§ What you are asked to do: Exactly as written, print each record in the listing.

Stored records:
※ ※ ※
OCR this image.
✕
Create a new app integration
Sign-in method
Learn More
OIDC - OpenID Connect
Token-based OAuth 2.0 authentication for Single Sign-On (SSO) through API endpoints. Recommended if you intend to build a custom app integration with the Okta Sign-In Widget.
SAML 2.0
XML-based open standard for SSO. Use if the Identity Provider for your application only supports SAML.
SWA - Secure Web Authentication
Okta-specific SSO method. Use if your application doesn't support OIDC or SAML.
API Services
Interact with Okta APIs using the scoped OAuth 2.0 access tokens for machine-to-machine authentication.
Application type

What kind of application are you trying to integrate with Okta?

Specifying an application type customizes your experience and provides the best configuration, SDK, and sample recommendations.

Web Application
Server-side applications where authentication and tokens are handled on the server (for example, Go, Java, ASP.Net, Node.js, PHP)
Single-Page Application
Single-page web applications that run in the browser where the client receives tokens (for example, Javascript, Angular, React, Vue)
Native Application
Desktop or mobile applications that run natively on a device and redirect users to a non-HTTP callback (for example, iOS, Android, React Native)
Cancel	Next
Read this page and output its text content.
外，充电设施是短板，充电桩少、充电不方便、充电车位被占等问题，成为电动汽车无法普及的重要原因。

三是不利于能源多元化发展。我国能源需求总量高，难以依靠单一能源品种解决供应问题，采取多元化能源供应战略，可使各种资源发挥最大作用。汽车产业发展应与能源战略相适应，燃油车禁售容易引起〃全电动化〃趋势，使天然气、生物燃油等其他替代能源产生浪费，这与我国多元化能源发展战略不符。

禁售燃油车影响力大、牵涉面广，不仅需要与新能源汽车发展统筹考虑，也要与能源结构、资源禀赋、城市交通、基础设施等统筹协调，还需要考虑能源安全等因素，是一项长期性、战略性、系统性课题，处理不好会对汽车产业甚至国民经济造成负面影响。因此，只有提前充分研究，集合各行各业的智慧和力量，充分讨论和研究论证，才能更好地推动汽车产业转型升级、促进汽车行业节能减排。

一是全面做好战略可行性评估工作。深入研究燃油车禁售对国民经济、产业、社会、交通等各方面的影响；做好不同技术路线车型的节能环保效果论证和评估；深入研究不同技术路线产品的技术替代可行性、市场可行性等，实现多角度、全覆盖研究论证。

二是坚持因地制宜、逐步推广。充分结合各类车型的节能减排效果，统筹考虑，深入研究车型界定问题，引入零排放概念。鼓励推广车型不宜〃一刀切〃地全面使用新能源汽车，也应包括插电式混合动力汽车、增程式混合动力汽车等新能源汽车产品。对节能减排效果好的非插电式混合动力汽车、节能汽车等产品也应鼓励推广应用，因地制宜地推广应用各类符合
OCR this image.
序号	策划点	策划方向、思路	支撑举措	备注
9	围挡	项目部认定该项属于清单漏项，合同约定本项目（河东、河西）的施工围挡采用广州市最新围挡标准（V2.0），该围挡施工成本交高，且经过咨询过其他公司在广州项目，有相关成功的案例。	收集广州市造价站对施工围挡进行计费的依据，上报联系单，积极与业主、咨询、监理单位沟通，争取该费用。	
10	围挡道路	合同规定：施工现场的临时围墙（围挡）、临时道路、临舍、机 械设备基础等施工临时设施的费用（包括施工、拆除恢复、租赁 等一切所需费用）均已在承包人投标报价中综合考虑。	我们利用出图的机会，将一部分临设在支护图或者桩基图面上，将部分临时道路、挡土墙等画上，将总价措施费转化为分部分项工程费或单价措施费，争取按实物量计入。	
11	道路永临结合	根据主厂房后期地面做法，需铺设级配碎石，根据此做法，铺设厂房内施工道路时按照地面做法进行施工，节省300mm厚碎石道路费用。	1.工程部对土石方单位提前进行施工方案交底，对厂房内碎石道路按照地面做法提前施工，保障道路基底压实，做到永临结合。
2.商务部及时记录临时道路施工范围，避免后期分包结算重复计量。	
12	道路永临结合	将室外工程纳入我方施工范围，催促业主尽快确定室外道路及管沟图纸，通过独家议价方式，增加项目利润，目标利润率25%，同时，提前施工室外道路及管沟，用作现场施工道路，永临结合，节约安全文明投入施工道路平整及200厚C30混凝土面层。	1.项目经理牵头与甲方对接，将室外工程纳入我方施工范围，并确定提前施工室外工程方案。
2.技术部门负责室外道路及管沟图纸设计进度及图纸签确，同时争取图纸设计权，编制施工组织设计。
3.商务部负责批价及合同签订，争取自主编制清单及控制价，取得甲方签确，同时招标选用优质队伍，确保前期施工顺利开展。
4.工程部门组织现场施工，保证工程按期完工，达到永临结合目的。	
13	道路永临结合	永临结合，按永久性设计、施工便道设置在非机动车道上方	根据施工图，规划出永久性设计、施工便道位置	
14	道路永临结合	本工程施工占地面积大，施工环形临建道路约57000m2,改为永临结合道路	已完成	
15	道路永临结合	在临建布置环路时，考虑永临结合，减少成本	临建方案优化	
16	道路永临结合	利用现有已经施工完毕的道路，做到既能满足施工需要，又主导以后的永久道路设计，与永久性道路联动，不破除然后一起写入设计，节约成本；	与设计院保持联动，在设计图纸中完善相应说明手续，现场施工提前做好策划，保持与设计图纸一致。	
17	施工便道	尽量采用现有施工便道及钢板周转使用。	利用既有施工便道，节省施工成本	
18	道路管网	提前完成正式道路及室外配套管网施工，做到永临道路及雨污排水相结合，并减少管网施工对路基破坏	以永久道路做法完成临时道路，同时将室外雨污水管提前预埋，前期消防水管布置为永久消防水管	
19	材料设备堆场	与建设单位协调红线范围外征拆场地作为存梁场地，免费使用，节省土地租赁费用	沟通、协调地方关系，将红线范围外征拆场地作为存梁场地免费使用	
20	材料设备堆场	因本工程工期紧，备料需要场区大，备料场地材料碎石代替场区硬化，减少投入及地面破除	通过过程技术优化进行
※ ※ ※
§ Worked answer:
OCR this image.
✕
Create a new app integration
Sign-in method
Learn More
OIDC - OpenID Connect
Token-based OAuth 2.0 authentication for Single Sign-On (SSO) through API endpoints. Recommended if you intend to build a custom app integration with the Okta Sign-In Widget.
SAML 2.0
XML-based open standard for SSO. Use if the Identity Provider for your application only supports SAML.
SWA - Secure Web Authentication
Okta-specific SSO method. Use if your application doesn't support OIDC or SAML.
API Services
Interact with Okta APIs using the scoped OAuth 2.0 access tokens for machine-to-machine authentication.
Application type

What kind of application are you trying to integrate with Okta?

Specifying an application type customizes your experience and provides the best configuration, SDK, and sample recommendations.

Web Application
Server-side applications where authentication and tokens are handled on the server (for example, Go, Java, ASP.Net, Node.js, PHP)
Single-Page Application
Single-page web applications that run in the browser where the client receives tokens (for example, Javascript, Angular, React, Vue)
Native Application
Desktop or mobile applications that run natively on a device and redirect users to a non-HTTP callback (for example, iOS, Android, React Native)
Cancel	Next
Read this page and output its text content.
外，充电设施是短板，充电桩少、充电不方便、充电车位被占等问题，成为电动汽车无法普及的重要原因。

三是不利于能源多元化发展。我国能源需求总量高，难以依靠单一能源品种解决供应问题，采取多元化能源供应战略，可使各种资源发挥最大作用。汽车产业发展应与能源战略相适应，燃油车禁售容易引起〃全电动化〃趋势，使天然气、生物燃油等其他替代能源产生浪费，这与我国多元化能源发展战略不符。

禁售燃油车影响力大、牵涉面广，不仅需要与新能源汽车发展统筹考虑，也要与能源结构、资源禀赋、城市交通、基础设施等统筹协调，还需要考虑能源安全等因素，是一项长期性、战略性、系统性课题，处理不好会对汽车产业甚至国民经济造成负面影响。因此，只有提前充分研究，集合各行各业的智慧和力量，充分讨论和研究论证，才能更好地推动汽车产业转型升级、促进汽车行业节能减排。

一是全面做好战略可行性评估工作。深入研究燃油车禁售对国民经济、产业、社会、交通等各方面的影响；做好不同技术路线车型的节能环保效果论证和评估；深入研究不同技术路线产品的技术替代可行性、市场可行性等，实现多角度、全覆盖研究论证。

二是坚持因地制宜、逐步推广。充分结合各类车型的节能减排效果，统筹考虑，深入研究车型界定问题，引入零排放概念。鼓励推广车型不宜〃一刀切〃地全面使用新能源汽车，也应包括插电式混合动力汽车、增程式混合动力汽车等新能源汽车产品。对节能减排效果好的非插电式混合动力汽车、节能汽车等产品也应鼓励推广应用，因地制宜地推广应用各类符合
OCR this image.
序号	策划点	策划方向、思路	支撑举措	备注
9	围挡	项目部认定该项属于清单漏项，合同约定本项目（河东、河西）的施工围挡采用广州市最新围挡标准（V2.0），该围挡施工成本交高，且经过咨询过其他公司在广州项目，有相关成功的案例。	收集广州市造价站对施工围挡进行计费的依据，上报联系单，积极与业主、咨询、监理单位沟通，争取该费用。	
10	围挡道路	合同规定：施工现场的临时围墙（围挡）、临时道路、临舍、机 械设备基础等施工临时设施的费用（包括施工、拆除恢复、租赁 等一切所需费用）均已在承包人投标报价中综合考虑。	我们利用出图的机会，将一部分临设在支护图或者桩基图面上，将部分临时道路、挡土墙等画上，将总价措施费转化为分部分项工程费或单价措施费，争取按实物量计入。	
11	道路永临结合	根据主厂房后期地面做法，需铺设级配碎石，根据此做法，铺设厂房内施工道路时按照地面做法进行施工，节省300mm厚碎石道路费用。	1.工程部对土石方单位提前进行施工方案交底，对厂房内碎石道路按照地面做法提前施工，保障道路基底压实，做到永临结合。
2.商务部及时记录临时道路施工范围，避免后期分包结算重复计量。	
12	道路永临结合	将室外工程纳入我方施工范围，催促业主尽快确定室外道路及管沟图纸，通过独家议价方式，增加项目利润，目标利润率25%，同时，提前施工室外道路及管沟，用作现场施工道路，永临结合，节约安全文明投入施工道路平整及200厚C30混凝土面层。	1.项目经理牵头与甲方对接，将室外工程纳入我方施工范围，并确定提前施工室外工程方案。
2.技术部门负责室外道路及管沟图纸设计进度及图纸签确，同时争取图纸设计权，编制施工组织设计。
3.商务部负责批价及合同签订，争取自主编制清单及控制价，取得甲方签确，同时招标选用优质队伍，确保前期施工顺利开展。
4.工程部门组织现场施工，保证工程按期完工，达到永临结合目的。	
13	道路永临结合	永临结合，按永久性设计、施工便道设置在非机动车道上方	根据施工图，规划出永久性设计、施工便道位置	
14	道路永临结合	本工程施工占地面积大，施工环形临建道路约57000m2,改为永临结合道路	已完成	
15	道路永临结合	在临建布置环路时，考虑永临结合，减少成本	临建方案优化	
16	道路永临结合	利用现有已经施工完毕的道路，做到既能满足施工需要，又主导以后的永久道路设计，与永久性道路联动，不破除然后一起写入设计，节约成本；	与设计院保持联动，在设计图纸中完善相应说明手续，现场施工提前做好策划，保持与设计图纸一致。	
17	施工便道	尽量采用现有施工便道及钢板周转使用。	利用既有施工便道，节省施工成本	
18	道路管网	提前完成正式道路及室外配套管网施工，做到永临道路及雨污排水相结合，并减少管网施工对路基破坏	以永久道路做法完成临时道路，同时将室外雨污水管提前预埋，前期消防水管布置为永久消防水管	
19	材料设备堆场	与建设单位协调红线范围外征拆场地作为存梁场地，免费使用，节省土地租赁费用	沟通、协调地方关系，将红线范围外征拆场地作为存梁场地免费使用	
20	材料设备堆场	因本工程工期紧，备料需要场区大，备料场地材料碎石代替场区硬化，减少投入及地面破除	通过过程技术优化进行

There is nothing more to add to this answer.